Task brief: Each record below should appear again exactly as written.

Dataset:
**********

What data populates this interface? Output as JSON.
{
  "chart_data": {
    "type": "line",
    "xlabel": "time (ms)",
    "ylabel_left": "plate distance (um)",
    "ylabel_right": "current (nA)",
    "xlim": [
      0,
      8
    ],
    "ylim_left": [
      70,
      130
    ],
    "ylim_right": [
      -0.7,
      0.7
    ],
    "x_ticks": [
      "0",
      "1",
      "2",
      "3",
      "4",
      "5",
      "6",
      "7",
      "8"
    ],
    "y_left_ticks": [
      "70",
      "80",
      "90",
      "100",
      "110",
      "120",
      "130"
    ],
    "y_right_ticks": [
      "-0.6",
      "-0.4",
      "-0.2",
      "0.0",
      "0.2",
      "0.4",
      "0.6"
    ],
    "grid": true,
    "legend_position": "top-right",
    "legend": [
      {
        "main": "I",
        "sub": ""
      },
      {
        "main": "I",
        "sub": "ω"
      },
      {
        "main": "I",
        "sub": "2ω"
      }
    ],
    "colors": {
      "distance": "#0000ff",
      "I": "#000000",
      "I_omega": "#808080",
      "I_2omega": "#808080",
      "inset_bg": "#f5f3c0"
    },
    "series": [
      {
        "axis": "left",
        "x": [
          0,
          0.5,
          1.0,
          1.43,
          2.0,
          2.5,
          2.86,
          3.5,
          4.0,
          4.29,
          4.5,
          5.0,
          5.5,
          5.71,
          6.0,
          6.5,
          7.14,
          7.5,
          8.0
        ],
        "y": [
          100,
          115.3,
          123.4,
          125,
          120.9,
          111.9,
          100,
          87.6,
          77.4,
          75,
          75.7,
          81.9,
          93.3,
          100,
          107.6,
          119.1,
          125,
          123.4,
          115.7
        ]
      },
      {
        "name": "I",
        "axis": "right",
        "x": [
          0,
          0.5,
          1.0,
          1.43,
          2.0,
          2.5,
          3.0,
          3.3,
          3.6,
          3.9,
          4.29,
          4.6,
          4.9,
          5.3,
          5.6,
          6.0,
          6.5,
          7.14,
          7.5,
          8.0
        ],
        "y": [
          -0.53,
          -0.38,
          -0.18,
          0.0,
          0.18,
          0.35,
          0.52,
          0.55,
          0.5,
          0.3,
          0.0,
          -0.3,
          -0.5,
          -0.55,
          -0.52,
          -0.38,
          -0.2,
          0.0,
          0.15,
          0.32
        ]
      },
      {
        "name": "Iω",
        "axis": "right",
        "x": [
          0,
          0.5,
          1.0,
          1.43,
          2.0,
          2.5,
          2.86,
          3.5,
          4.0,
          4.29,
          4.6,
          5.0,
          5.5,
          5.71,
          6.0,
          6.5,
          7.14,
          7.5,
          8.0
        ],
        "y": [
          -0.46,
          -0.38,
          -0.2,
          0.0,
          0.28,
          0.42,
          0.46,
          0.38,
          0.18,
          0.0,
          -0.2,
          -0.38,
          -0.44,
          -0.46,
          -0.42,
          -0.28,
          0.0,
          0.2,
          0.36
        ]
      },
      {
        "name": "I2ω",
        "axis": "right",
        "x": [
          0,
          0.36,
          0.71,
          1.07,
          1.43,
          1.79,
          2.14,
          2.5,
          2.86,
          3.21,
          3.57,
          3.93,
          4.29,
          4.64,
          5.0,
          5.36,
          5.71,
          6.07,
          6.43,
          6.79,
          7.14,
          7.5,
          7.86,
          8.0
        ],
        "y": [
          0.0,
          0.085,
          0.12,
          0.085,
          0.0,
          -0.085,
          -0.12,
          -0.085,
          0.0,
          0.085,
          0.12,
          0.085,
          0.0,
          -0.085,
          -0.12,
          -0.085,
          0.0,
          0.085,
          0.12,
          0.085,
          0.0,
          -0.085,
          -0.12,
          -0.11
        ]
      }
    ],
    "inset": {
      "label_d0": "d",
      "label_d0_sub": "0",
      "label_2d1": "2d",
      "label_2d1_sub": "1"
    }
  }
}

**********

Solved exercise:
What data populates this interface? Output as JSON.
{
  "chart_data": {
    "type": "line",
    "xlabel": "time (ms)",
    "ylabel_left": "plate distance (um)",
    "ylabel_right": "current (nA)",
    "xlim": [
      0,
      8
    ],
    "ylim_left": [
      70,
      130
    ],
    "ylim_right": [
      -0.7,
      0.7
    ],
    "x_ticks": [
      "0",
      "1",
      "2",
      "3",
      "4",
      "5",
      "6",
      "7",
      "8"
    ],
    "y_left_ticks": [
      "70",
      "80",
      "90",
      "100",
      "110",
      "120",
      "130"
    ],
    "y_right_ticks": [
      "-0.6",
      "-0.4",
      "-0.2",
      "0.0",
      "0.2",
      "0.4",
      "0.6"
    ],
    "grid": true,
    "legend_position": "top-right",
    "legend": [
      {
        "main": "I",
        "sub": ""
      },
      {
        "main": "I",
        "sub": "ω"
      },
      {
        "main": "I",
        "sub": "2ω"
      }
    ],
    "colors": {
      "distance": "#0000ff",
      "I": "#000000",
      "I_omega": "#808080",
      "I_2omega": "#808080",
      "inset_bg": "#f5f3c0"
    },
    "series": [
      {
        "axis": "left",
        "x": [
          0,
          0.5,
          1.0,
          1.43,
          2.0,
          2.5,
          2.86,
          3.5,
          4.0,
          4.29,
          4.5,
          5.0,
          5.5,
          5.71,
          6.0,
          6.5,
          7.14,
          7.5,
          8.0
        ],
        "y": [
          100,
          115.3,
          123.4,
          125,
          120.9,
          111.9,
          100,
          87.6,
          77.4,
          75,
          75.7,
          81.9,
          93.3,
          100,
          107.6,
          119.1,
          125,
          123.4,
          115.7
        ]
      },
      {
        "name": "I",
        "axis": "right",
        "x": [
          0,
          0.5,
          1.0,
          1.43,
          2.0,
          2.5,
          3.0,
          3.3,
          3.6,
          3.9,
          4.29,
          4.6,
          4.9,
          5.3,
          5.6,
          6.0,
          6.5,
          7.14,
          7.5,
          8.0
        ],
        "y": [
          -0.53,
          -0.38,
          -0.18,
          0.0,
          0.18,
          0.35,
          0.52,
          0.55,
          0.5,
          0.3,
          0.0,
          -0.3,
          -0.5,
          -0.55,
          -0.52,
          -0.38,
          -0.2,
          0.0,
          0.15,
          0.32
        ]
      },
      {
        "name": "Iω",
        "axis": "right",
        "x": [
          0,
          0.5,
          1.0,
          1.43,
          2.0,
          2.5,
          2.86,
          3.5,
          4.0,
          4.29,
          4.6,
          5.0,
          5.5,
          5.71,
          6.0,
          6.5,
          7.14,
          7.5,
          8.0
        ],
        "y": [
          -0.46,
          -0.38,
          -0.2,
          0.0,
          0.28,
          0.42,
          0.46,
          0.38,
          0.18,
          0.0,
          -0.2,
          -0.38,
          -0.44,
          -0.46,
          -0.42,
          -0.28,
          0.0,
          0.2,
          0.36
        ]
      },
      {
        "name": "I2ω",
        "axis": "right",
        "x": [
          0,
          0.36,
          0.71,
          1.07,
          1.43,
          1.79,
          2.14,
          2.5,
          2.86,
          3.21,
          3.57,
          3.93,
          4.29,
          4.64,
          5.0,
          5.36,
          5.71,
          6.07,
          6.43,
          6.79,
          7.14,
          7.5,
          7.86,
          8.0
        ],
        "y": [
          0.0,
          0.085,
          0.12,
          0.085,
          0.0,
          -0.085,
          -0.12,
          -0.085,
          0.0,
          0.085,
          0.12,
          0.085,
          0.0,
          -0.085,
          -0.12,
          -0.085,
          0.0,
          0.085,
          0.12,
          0.085,
          0.0,
          -0.085,
          -0.12,
          -0.11
        ]
      }
    ],
    "inset": {
      "label_d0": "d",
      "label_d0_sub": "0",
      "label_2d1": "2d",
      "label_2d1_sub": "1"
    }
  }
}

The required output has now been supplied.